# Dataset records
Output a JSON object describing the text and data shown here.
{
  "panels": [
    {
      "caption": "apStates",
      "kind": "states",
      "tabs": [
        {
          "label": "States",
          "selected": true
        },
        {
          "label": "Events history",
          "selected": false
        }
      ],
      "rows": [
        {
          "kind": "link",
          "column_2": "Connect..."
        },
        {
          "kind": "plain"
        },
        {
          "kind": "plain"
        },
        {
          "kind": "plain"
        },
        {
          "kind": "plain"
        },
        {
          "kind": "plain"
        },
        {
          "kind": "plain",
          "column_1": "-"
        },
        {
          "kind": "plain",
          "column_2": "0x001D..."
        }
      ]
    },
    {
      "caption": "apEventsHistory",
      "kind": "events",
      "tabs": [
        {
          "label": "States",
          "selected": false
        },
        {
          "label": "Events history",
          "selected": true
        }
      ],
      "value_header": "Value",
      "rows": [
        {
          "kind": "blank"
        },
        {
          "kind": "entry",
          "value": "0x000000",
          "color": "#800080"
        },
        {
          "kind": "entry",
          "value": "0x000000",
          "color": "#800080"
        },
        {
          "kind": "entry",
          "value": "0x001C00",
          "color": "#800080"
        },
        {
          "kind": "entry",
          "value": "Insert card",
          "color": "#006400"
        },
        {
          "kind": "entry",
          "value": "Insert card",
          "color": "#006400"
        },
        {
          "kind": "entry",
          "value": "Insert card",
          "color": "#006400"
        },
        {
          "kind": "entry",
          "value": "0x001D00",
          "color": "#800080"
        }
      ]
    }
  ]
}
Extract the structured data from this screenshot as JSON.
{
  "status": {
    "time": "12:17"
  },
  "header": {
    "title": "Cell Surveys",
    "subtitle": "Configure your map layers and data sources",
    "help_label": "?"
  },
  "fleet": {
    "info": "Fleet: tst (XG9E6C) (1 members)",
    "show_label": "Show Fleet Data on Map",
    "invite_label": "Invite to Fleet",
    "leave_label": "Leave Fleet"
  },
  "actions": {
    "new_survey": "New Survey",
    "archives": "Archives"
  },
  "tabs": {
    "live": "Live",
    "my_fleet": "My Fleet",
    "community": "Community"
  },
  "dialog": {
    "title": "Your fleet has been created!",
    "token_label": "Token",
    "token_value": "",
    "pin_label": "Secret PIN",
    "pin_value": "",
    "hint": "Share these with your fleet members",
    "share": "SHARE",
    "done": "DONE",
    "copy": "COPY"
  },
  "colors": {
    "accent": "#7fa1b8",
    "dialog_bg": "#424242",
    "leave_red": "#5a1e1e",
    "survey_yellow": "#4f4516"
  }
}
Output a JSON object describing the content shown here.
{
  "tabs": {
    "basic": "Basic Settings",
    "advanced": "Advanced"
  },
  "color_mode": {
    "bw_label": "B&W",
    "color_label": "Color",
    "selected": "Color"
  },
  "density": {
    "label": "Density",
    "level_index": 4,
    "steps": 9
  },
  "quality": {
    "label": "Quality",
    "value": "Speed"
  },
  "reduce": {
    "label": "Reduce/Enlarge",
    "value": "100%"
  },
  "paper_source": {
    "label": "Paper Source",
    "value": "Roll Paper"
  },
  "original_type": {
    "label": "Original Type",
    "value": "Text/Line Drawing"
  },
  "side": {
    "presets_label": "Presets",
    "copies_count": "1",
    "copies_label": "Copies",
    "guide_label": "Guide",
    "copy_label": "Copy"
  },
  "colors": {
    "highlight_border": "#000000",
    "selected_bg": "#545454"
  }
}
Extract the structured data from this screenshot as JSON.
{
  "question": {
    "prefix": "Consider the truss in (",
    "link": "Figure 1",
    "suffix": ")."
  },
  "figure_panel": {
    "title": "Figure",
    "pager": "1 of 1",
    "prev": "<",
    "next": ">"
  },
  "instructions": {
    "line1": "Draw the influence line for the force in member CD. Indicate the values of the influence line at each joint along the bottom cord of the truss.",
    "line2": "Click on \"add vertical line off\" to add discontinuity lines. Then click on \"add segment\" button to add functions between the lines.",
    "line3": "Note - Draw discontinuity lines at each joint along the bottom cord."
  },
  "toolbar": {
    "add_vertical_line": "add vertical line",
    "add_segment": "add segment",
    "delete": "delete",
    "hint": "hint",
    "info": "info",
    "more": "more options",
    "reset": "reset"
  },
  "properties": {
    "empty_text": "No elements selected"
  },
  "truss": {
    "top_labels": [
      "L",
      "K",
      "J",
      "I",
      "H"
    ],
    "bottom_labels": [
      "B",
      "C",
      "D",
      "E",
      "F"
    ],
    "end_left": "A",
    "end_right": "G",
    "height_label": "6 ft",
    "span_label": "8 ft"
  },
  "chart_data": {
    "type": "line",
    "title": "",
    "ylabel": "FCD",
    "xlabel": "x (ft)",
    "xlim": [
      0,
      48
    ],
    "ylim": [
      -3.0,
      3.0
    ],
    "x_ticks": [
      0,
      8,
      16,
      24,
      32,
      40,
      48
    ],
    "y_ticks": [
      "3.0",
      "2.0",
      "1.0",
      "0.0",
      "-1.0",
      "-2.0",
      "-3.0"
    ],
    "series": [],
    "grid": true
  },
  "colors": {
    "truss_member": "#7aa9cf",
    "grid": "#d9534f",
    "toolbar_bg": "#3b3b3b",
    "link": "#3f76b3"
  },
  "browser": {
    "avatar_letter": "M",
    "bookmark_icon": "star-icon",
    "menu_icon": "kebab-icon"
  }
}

# Your instructions
Emit the full listing verbatim.

# Exercise result
Output a JSON object describing the text and data shown here.
{
  "panels": [
    {
      "caption": "apStates",
      "kind": "states",
      "tabs": [
        {
          "label": "States",
          "selected": true
        },
        {
          "label": "Events history",
          "selected": false
        }
      ],
      "rows": [
        {
          "kind": "link",
          "column_2": "Connect..."
        },
        {
          "kind": "plain"
        },
        {
          "kind": "plain"
        },
        {
          "kind": "plain"
        },
        {
          "kind": "plain"
        },
        {
          "kind": "plain"
        },
        {
          "kind": "plain",
          "column_1": "-"
        },
        {
          "kind": "plain",
          "column_2": "0x001D..."
        }
      ]
    },
    {
      "caption": "apEventsHistory",
      "kind": "events",
      "tabs": [
        {
          "label": "States",
          "selected": false
        },
        {
          "label": "Events history",
          "selected": true
        }
      ],
      "value_header": "Value",
      "rows": [
        {
          "kind": "blank"
        },
        {
          "kind": "entry",
          "value": "0x000000",
          "color": "#800080"
        },
        {
          "kind": "entry",
          "value": "0x000000",
          "color": "#800080"
        },
        {
          "kind": "entry",
          "value": "0x001C00",
          "color": "#800080"
        },
        {
          "kind": "entry",
          "value": "Insert card",
          "color": "#006400"
        },
        {
          "kind": "entry",
          "value": "Insert card",
          "color": "#006400"
        },
        {
          "kind": "entry",
          "value": "Insert card",
          "color": "#006400"
        },
        {
          "kind": "entry",
          "value": "0x001D00",
          "color": "#800080"
        }
      ]
    }
  ]
}
Extract the structured data from this screenshot as JSON.
{
  "status": {
    "time": "12:17"
  },
  "header": {
    "title": "Cell Surveys",
    "subtitle": "Configure your map layers and data sources",
    "help_label": "?"
  },
  "fleet": {
    "info": "Fleet: tst (XG9E6C) (1 members)",
    "show_label": "Show Fleet Data on Map",
    "invite_label": "Invite to Fleet",
    "leave_label": "Leave Fleet"
  },
  "actions": {
    "new_survey": "New Survey",
    "archives": "Archives"
  },
  "tabs": {
    "live": "Live",
    "my_fleet": "My Fleet",
    "community": "Community"
  },
  "dialog": {
    "title": "Your fleet has been created!",
    "token_label": "Token",
    "token_value": "",
    "pin_label": "Secret PIN",
    "pin_value": "",
    "hint": "Share these with your fleet members",
    "share": "SHARE",
    "done": "DONE",
    "copy": "COPY"
  },
  "colors": {
    "accent": "#7fa1b8",
    "dialog_bg": "#424242",
    "leave_red": "#5a1e1e",
    "survey_yellow": "#4f4516"
  }
}
Output a JSON object describing the content shown here.
{
  "tabs": {
    "basic": "Basic Settings",
    "advanced": "Advanced"
  },
  "color_mode": {
    "bw_label": "B&W",
    "color_label": "Color",
    "selected": "Color"
  },
  "density": {
    "label": "Density",
    "level_index": 4,
    "steps": 9
  },
  "quality": {
    "label": "Quality",
    "value": "Speed"
  },
  "reduce": {
    "label": "Reduce/Enlarge",
    "value": "100%"
  },
  "paper_source": {
    "label": "Paper Source",
    "value": "Roll Paper"
  },
  "original_type": {
    "label": "Original Type",
    "value": "Text/Line Drawing"
  },
  "side": {
    "presets_label": "Presets",
    "copies_count": "1",
    "copies_label": "Copies",
    "guide_label": "Guide",
    "copy_label": "Copy"
  },
  "colors": {
    "highlight_border": "#000000",
    "selected_bg": "#545454"
  }
}
Extract the structured data from this screenshot as JSON.
{
  "question": {
    "prefix": "Consider the truss in (",
    "link": "Figure 1",
    "suffix": ")."
  },
  "figure_panel": {
    "title": "Figure",
    "pager": "1 of 1",
    "prev": "<",
    "next": ">"
  },
  "instructions": {
    "line1": "Draw the influence line for the force in member CD. Indicate the values of the influence line at each joint along the bottom cord of the truss.",
    "line2": "Click on \"add vertical line off\" to add discontinuity lines. Then click on \"add segment\" button to add functions between the lines.",
    "line3": "Note - Draw discontinuity lines at each joint along the bottom cord."
  },
  "toolbar": {
    "add_vertical_line": "add vertical line",
    "add_segment": "add segment",
    "delete": "delete",
    "hint": "hint",
    "info": "info",
    "more": "more options",
    "reset": "reset"
  },
  "properties": {
    "empty_text": "No elements selected"
  },
  "truss": {
    "top_labels": [
      "L",
      "K",
      "J",
      "I",
      "H"
    ],
    "bottom_labels": [
      "B",
      "C",
      "D",
      "E",
      "F"
    ],
    "end_left": "A",
    "end_right": "G",
    "height_label": "6 ft",
    "span_label": "8 ft"
  },
  "chart_data": {
    "type": "line",
    "title": "",
    "ylabel": "FCD",
    "xlabel": "x (ft)",
    "xlim": [
      0,
      48
    ],
    "ylim": [
      -3.0,
      3.0
    ],
    "x_ticks": [
      0,
      8,
      16,
      24,
      32,
      40,
      48
    ],
    "y_ticks": [
      "3.0",
      "2.0",
      "1.0",
      "0.0",
      "-1.0",
      "-2.0",
      "-3.0"
    ],
    "series": [],
    "grid": true
  },
  "colors": {
    "truss_member": "#7aa9cf",
    "grid": "#d9534f",
    "toolbar_bg": "#3b3b3b",
    "link": "#3f76b3"
  },
  "browser": {
    "avatar_letter": "M",
    "bookmark_icon": "star-icon",
    "menu_icon": "kebab-icon"
  }
}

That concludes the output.